TASK TO COMPLETE
Which lines in the records below contain the word "this"? Copy each one out.

Collected data

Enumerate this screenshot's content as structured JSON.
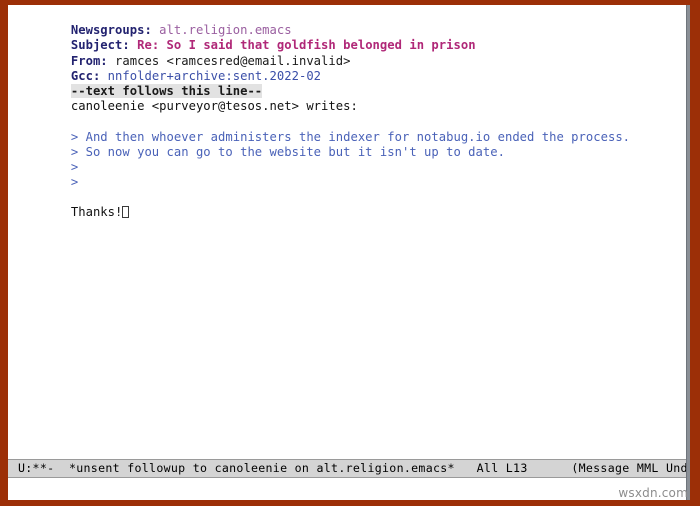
{
  "window": {
    "frame_color": "#9c2f07",
    "background": "#ffffff"
  },
  "headers": [
    {
      "name": "Newsgroups:",
      "value": " alt.religion.emacs",
      "value_style": "newsgroups",
      "color_name": "#232370",
      "color_value": "#9a5fa0"
    },
    {
      "name": "Subject:",
      "value": " Re: So I said that goldfish belonged in prison",
      "value_style": "subject",
      "color_name": "#232370",
      "color_value": "#b02878"
    },
    {
      "name": "From:",
      "value": " ramces <ramcesred@email.invalid>",
      "value_style": "plain",
      "color_name": "#232370",
      "color_value": "#1a1a1a"
    },
    {
      "name": "Gcc:",
      "value": " nnfolder+archive:sent.2022-02",
      "value_style": "gcc",
      "color_name": "#232370",
      "color_value": "#3b4fa8"
    }
  ],
  "separator": {
    "text": "--text follows this line--",
    "background": "#e2e2e2",
    "color": "#1a1a1a"
  },
  "body": {
    "attribution": "canoleenie <purveyor@tesos.net> writes:",
    "blank_after_attribution": "",
    "quoted_lines": [
      "> And then whoever administers the indexer for notabug.io ended the process.",
      "> So now you can go to the website but it isn't up to date.",
      ">",
      ">"
    ],
    "quote_color": "#4a62b8",
    "blank_line": "",
    "signoff": "Thanks!",
    "cursor": "hollow-block-cursor"
  },
  "mode_line": {
    "indicators": "U:**-",
    "gap_1": "  ",
    "buffer_name": "*unsent followup to canoleenie on alt.religion.emacs*",
    "gap_2": "   ",
    "position_scroll": "All",
    "gap_3": " ",
    "position_line": "L13",
    "gap_4": "      ",
    "modes": "(Message MML Undo-Tree",
    "background": "#d4d4d4",
    "foreground": "#000000"
  },
  "echo_area": {
    "text": ""
  },
  "watermark": {
    "text": "wsxdn.com",
    "color": "#8d8d8d"
  }
}
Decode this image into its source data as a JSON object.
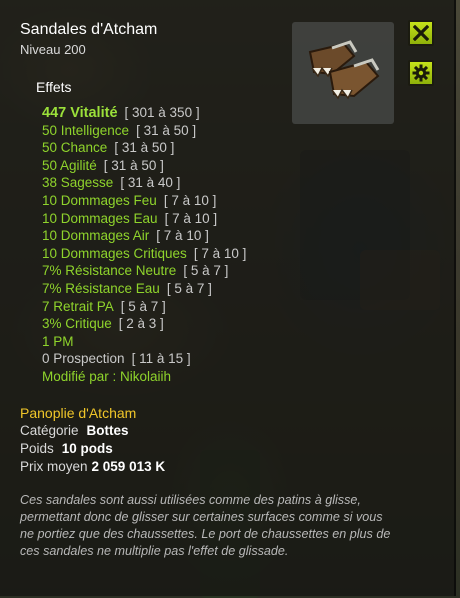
{
  "item": {
    "name": "Sandales d'Atcham",
    "level_label": "Niveau 200",
    "image_icon": "sandals-icon"
  },
  "buttons": {
    "close_icon": "close-icon",
    "settings_icon": "gear-icon",
    "accent_color": "#b5d40f"
  },
  "effects_title": "Effets",
  "effects": [
    {
      "text": "447 Vitalité",
      "range": "[ 301 à 350 ]"
    },
    {
      "text": "50 Intelligence",
      "range": "[ 31 à 50 ]"
    },
    {
      "text": "50 Chance",
      "range": "[ 31 à 50 ]"
    },
    {
      "text": "50 Agilité",
      "range": "[ 31 à 50 ]"
    },
    {
      "text": "38 Sagesse",
      "range": "[ 31 à 40 ]"
    },
    {
      "text": "10 Dommages Feu",
      "range": "[ 7 à 10 ]"
    },
    {
      "text": "10 Dommages Eau",
      "range": "[ 7 à 10 ]"
    },
    {
      "text": "10 Dommages Air",
      "range": "[ 7 à 10 ]"
    },
    {
      "text": "10 Dommages Critiques",
      "range": "[ 7 à 10 ]"
    },
    {
      "text": "7% Résistance Neutre",
      "range": "[ 5 à 7 ]"
    },
    {
      "text": "7% Résistance Eau",
      "range": "[ 5 à 7 ]"
    },
    {
      "text": "7 Retrait PA",
      "range": "[ 5 à 7 ]"
    },
    {
      "text": "3% Critique",
      "range": "[ 2 à 3 ]"
    },
    {
      "text": "1 PM",
      "range": ""
    },
    {
      "text": "0 Prospection",
      "range": "[ 11 à 15 ]"
    }
  ],
  "modified_by": "Modifié par : Nikolaiih",
  "set_name": "Panoplie d'Atcham",
  "info": {
    "category_label": "Catégorie",
    "category_value": "Bottes",
    "weight_label": "Poids",
    "weight_value": "10 pods",
    "price_label": "Prix moyen",
    "price_value": "2 059 013 K"
  },
  "description": "Ces sandales sont aussi utilisées comme des patins à glisse, permettant donc de glisser sur certaines surfaces comme si vous ne portiez que des chaussettes. Le port de chaussettes en plus de ces sandales ne multiplie pas l'effet de glissade."
}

ANSWER IN FULL
Enumerate this screenshot's content as structured JSON.
    "text": "--text follows this line--",
Decode this image into its source data as a JSON object.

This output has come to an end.